▶ **Do this**: The listing below should be printed exactly, every line of it. Skip the pictures.

---------- Records to use ----------

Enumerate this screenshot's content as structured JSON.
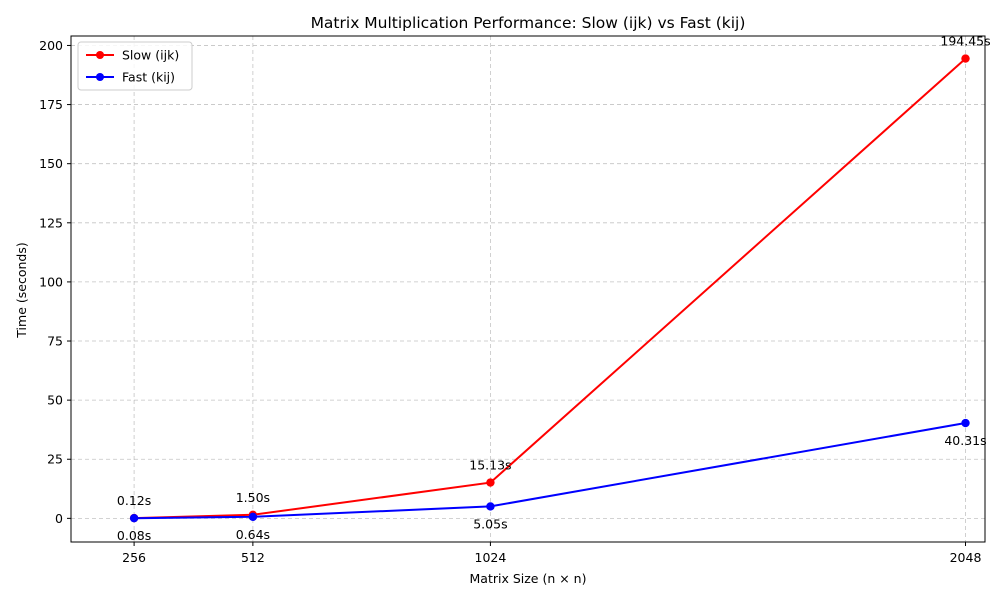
{
  "chart_data": {
    "type": "line",
    "title": "Matrix Multiplication Performance: Slow (ijk) vs Fast (kij)",
    "xlabel": "Matrix Size (n × n)",
    "ylabel": "Time (seconds)",
    "x": [
      256,
      512,
      1024,
      2048
    ],
    "xticks": [
      256,
      512,
      1024,
      2048
    ],
    "yticks": [
      0,
      25,
      50,
      75,
      100,
      125,
      150,
      175,
      200
    ],
    "xlim": [
      120,
      2090
    ],
    "ylim": [
      -10,
      204
    ],
    "grid": true,
    "legend_position": "top-left",
    "series": [
      {
        "name": "Slow (ijk)",
        "color": "#ff0000",
        "values": [
          0.12,
          1.5,
          15.13,
          194.45
        ],
        "labels": [
          "0.12s",
          "1.50s",
          "15.13s",
          "194.45s"
        ],
        "label_side": "above"
      },
      {
        "name": "Fast (kij)",
        "color": "#0000ff",
        "values": [
          0.08,
          0.64,
          5.05,
          40.31
        ],
        "labels": [
          "0.08s",
          "0.64s",
          "5.05s",
          "40.31s"
        ],
        "label_side": "below"
      }
    ]
  }
}
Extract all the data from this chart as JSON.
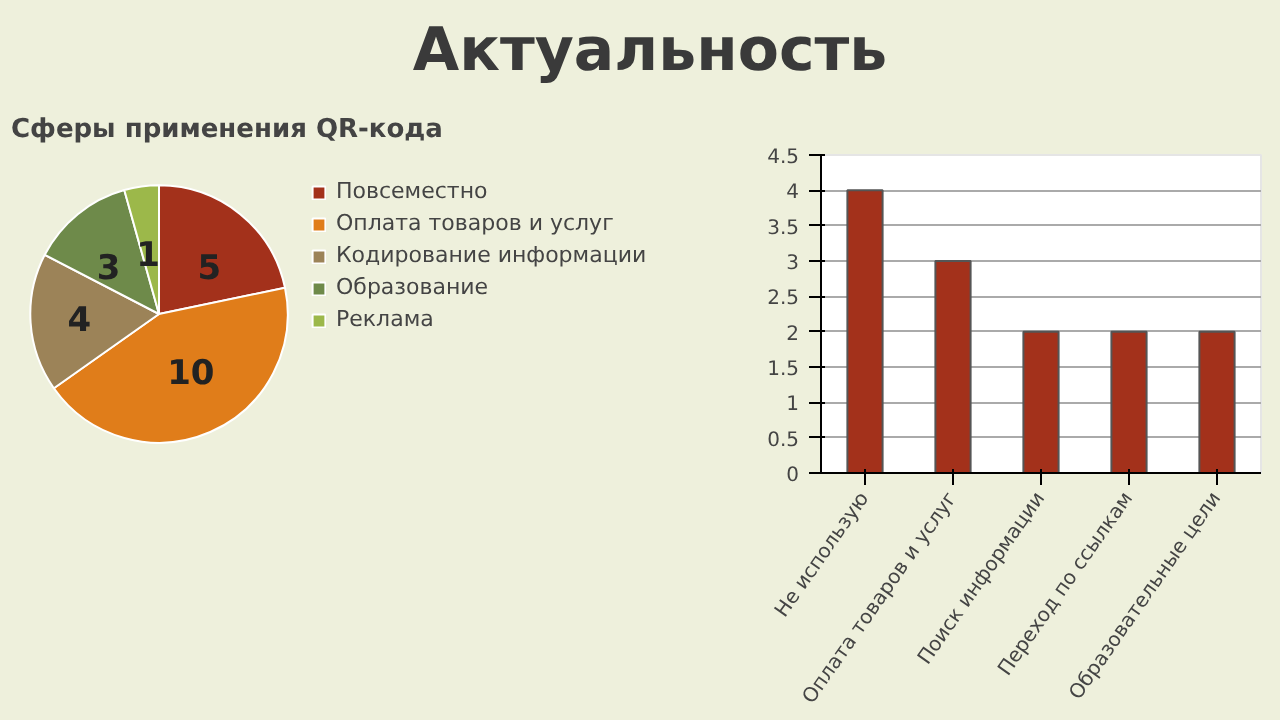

----------

▶ **Answer to this problem**:
Enumerate this screenshot's content as structured JSON.
{
  "chart_data": {
    "type": "line",
    "title": "Matrix Multiplication Performance: Slow (ijk) vs Fast (kij)",
    "xlabel": "Matrix Size (n × n)",
    "ylabel": "Time (seconds)",
    "x": [
      256,
      512,
      1024,
      2048
    ],
    "xticks": [
      256,
      512,
      1024,
      2048
    ],
    "yticks": [
      0,
      25,
      50,
      75,
      100,
      125,
      150,
      175,
      200
    ],
    "xlim": [
      120,
      2090
    ],
    "ylim": [
      -10,
      204
    ],
    "grid": true,
    "legend_position": "top-left",
    "series": [
      {
        "name": "Slow (ijk)",
        "color": "#ff0000",
        "values": [
          0.12,
          1.5,
          15.13,
          194.45
        ],
        "labels": [
          "0.12s",
          "1.50s",
          "15.13s",
          "194.45s"
        ],
        "label_side": "above"
      },
      {
        "name": "Fast (kij)",
        "color": "#0000ff",
        "values": [
          0.08,
          0.64,
          5.05,
          40.31
        ],
        "labels": [
          "0.08s",
          "0.64s",
          "5.05s",
          "40.31s"
        ],
        "label_side": "below"
      }
    ]
  }
}
Extract all the data from this chart as JSON.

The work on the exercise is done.